(Collected data)

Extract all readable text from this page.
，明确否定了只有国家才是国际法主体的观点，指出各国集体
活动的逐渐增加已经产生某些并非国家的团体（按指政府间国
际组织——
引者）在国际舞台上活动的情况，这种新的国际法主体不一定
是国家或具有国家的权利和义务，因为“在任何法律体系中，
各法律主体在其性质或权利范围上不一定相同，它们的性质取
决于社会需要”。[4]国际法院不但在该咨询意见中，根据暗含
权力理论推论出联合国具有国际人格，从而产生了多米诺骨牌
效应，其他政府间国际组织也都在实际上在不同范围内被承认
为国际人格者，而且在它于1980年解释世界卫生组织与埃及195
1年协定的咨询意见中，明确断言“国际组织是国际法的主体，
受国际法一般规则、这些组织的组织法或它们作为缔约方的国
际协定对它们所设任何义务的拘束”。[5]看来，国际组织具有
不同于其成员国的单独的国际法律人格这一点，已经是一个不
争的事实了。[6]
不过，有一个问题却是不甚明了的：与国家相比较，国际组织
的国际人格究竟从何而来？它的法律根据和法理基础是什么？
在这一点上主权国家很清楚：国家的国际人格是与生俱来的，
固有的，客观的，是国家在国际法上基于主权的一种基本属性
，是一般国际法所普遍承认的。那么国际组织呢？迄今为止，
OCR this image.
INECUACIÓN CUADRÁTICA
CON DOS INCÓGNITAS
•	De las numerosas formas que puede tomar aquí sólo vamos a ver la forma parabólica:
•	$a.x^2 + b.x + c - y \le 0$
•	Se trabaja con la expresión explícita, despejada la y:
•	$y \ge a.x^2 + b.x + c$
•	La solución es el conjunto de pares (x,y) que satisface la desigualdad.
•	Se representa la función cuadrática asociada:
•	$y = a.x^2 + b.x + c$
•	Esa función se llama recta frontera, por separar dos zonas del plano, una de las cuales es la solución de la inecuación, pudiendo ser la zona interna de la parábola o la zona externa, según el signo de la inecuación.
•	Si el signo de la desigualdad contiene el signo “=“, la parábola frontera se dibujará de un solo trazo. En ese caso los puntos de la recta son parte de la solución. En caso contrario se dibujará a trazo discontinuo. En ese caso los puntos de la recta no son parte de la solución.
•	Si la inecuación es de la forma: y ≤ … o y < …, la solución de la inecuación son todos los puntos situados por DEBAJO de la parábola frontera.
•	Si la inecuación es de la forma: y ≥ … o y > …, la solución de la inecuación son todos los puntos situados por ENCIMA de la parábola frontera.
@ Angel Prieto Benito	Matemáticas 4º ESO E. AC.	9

* Task directions: Print all of the data exactly as it was given.

* Problem solution:
Extract all readable text from this page.
，明确否定了只有国家才是国际法主体的观点，指出各国集体
活动的逐渐增加已经产生某些并非国家的团体（按指政府间国
际组织——
引者）在国际舞台上活动的情况，这种新的国际法主体不一定
是国家或具有国家的权利和义务，因为“在任何法律体系中，
各法律主体在其性质或权利范围上不一定相同，它们的性质取
决于社会需要”。[4]国际法院不但在该咨询意见中，根据暗含
权力理论推论出联合国具有国际人格，从而产生了多米诺骨牌
效应，其他政府间国际组织也都在实际上在不同范围内被承认
为国际人格者，而且在它于1980年解释世界卫生组织与埃及195
1年协定的咨询意见中，明确断言“国际组织是国际法的主体，
受国际法一般规则、这些组织的组织法或它们作为缔约方的国
际协定对它们所设任何义务的拘束”。[5]看来，国际组织具有
不同于其成员国的单独的国际法律人格这一点，已经是一个不
争的事实了。[6]
不过，有一个问题却是不甚明了的：与国家相比较，国际组织
的国际人格究竟从何而来？它的法律根据和法理基础是什么？
在这一点上主权国家很清楚：国家的国际人格是与生俱来的，
固有的，客观的，是国家在国际法上基于主权的一种基本属性
，是一般国际法所普遍承认的。那么国际组织呢？迄今为止，
OCR this image.
INECUACIÓN CUADRÁTICA
CON DOS INCÓGNITAS
•	De las numerosas formas que puede tomar aquí sólo vamos a ver la forma parabólica:
•	$a.x^2 + b.x + c - y \le 0$
•	Se trabaja con la expresión explícita, despejada la y:
•	$y \ge a.x^2 + b.x + c$
•	La solución es el conjunto de pares (x,y) que satisface la desigualdad.
•	Se representa la función cuadrática asociada:
•	$y = a.x^2 + b.x + c$
•	Esa función se llama recta frontera, por separar dos zonas del plano, una de las cuales es la solución de la inecuación, pudiendo ser la zona interna de la parábola o la zona externa, según el signo de la inecuación.
•	Si el signo de la desigualdad contiene el signo “=“, la parábola frontera se dibujará de un solo trazo. En ese caso los puntos de la recta son parte de la solución. En caso contrario se dibujará a trazo discontinuo. En ese caso los puntos de la recta no son parte de la solución.
•	Si la inecuación es de la forma: y ≤ … o y < …, la solución de la inecuación son todos los puntos situados por DEBAJO de la parábola frontera.
•	Si la inecuación es de la forma: y ≥ … o y > …, la solución de la inecuación son todos los puntos situados por ENCIMA de la parábola frontera.
@ Angel Prieto Benito	Matemáticas 4º ESO E. AC.	9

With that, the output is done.